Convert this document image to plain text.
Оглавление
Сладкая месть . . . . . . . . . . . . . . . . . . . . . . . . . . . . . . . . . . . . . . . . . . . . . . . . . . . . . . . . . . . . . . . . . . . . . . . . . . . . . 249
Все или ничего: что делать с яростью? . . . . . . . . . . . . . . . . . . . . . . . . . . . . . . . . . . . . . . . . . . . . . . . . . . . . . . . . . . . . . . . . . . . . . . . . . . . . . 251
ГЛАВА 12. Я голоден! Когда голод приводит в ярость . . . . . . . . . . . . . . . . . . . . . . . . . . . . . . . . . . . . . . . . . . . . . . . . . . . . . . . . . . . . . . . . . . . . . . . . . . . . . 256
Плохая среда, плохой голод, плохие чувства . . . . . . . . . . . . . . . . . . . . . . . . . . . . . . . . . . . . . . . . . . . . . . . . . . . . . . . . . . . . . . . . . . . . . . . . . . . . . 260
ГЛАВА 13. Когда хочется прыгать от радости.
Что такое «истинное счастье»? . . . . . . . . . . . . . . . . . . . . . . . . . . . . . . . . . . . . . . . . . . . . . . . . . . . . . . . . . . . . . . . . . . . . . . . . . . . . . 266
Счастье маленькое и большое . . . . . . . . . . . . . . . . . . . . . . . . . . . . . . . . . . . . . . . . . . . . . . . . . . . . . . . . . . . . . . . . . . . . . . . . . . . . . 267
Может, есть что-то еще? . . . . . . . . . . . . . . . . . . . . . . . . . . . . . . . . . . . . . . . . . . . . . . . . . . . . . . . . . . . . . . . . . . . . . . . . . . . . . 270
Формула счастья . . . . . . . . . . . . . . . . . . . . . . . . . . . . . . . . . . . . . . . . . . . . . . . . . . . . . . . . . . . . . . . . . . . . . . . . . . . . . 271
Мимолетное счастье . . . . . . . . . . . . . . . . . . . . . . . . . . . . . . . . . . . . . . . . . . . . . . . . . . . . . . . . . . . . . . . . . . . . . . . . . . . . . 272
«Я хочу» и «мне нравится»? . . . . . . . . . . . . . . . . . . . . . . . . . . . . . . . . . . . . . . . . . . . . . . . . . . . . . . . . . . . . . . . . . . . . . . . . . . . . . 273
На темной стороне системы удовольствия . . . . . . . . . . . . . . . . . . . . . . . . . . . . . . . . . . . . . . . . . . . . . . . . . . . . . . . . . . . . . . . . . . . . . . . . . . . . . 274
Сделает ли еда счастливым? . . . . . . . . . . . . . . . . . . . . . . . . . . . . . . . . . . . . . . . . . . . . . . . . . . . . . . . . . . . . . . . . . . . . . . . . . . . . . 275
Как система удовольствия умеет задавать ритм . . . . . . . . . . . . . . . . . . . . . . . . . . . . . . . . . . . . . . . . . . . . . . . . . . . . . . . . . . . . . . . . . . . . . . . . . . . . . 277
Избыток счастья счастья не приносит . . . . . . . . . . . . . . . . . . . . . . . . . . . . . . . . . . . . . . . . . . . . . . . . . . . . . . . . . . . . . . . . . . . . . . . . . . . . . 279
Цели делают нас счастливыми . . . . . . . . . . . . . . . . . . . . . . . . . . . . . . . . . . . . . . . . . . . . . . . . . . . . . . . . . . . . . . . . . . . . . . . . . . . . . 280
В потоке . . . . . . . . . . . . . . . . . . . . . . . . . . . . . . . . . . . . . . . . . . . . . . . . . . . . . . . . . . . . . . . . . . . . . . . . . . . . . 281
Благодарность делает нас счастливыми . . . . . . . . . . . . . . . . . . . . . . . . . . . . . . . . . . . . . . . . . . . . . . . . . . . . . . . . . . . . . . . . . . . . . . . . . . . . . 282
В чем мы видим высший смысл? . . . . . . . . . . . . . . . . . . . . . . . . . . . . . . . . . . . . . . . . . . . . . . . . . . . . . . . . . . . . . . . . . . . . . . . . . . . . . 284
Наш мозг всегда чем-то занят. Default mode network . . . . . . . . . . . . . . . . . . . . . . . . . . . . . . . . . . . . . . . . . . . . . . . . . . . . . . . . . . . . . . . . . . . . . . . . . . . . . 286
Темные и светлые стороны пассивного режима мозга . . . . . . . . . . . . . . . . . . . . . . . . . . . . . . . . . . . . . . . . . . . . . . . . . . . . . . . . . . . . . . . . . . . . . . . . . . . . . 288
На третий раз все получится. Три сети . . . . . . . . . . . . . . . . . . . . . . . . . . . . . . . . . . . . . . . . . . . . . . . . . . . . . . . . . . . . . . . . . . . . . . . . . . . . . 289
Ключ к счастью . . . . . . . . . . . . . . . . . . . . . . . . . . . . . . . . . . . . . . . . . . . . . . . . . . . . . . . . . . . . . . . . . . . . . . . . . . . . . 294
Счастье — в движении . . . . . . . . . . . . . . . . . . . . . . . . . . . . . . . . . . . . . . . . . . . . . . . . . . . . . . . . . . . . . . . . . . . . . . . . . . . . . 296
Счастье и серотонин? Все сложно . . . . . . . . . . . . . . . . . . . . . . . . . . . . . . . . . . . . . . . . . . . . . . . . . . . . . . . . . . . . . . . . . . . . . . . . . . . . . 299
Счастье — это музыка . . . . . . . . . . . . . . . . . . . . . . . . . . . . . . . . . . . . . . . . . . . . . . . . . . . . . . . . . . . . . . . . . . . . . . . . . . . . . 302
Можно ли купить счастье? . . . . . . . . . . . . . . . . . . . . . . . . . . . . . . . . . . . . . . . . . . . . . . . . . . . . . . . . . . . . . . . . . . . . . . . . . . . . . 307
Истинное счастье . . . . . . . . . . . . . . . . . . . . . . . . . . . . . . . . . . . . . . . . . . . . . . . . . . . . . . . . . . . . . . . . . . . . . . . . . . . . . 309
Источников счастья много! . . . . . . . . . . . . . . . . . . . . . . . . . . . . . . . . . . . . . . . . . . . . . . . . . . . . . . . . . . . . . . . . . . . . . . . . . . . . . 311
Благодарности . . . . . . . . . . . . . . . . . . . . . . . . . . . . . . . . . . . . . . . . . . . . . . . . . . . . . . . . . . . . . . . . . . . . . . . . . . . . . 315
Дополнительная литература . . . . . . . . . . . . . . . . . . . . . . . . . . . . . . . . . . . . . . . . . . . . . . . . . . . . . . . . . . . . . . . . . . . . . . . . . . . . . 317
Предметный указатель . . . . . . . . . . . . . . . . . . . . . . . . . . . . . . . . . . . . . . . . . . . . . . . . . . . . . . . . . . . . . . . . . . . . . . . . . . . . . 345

—————

Select every line above that contains the word "счастливыми", and copy it.

= Exercise output =
Цели делают нас счастливыми . . . . . . . . . . . . . . . . . . . . . . . . . . . . . . . . . . . . . . . . . . . . . . . . . . . . . . . . . . . . . . . . . . . . . . . . . . . . . 280
Благодарность делает нас счастливыми . . . . . . . . . . . . . . . . . . . . . . . . . . . . . . . . . . . . . . . . . . . . . . . . . . . . . . . . . . . . . . . . . . . . . . . . . . . . . 282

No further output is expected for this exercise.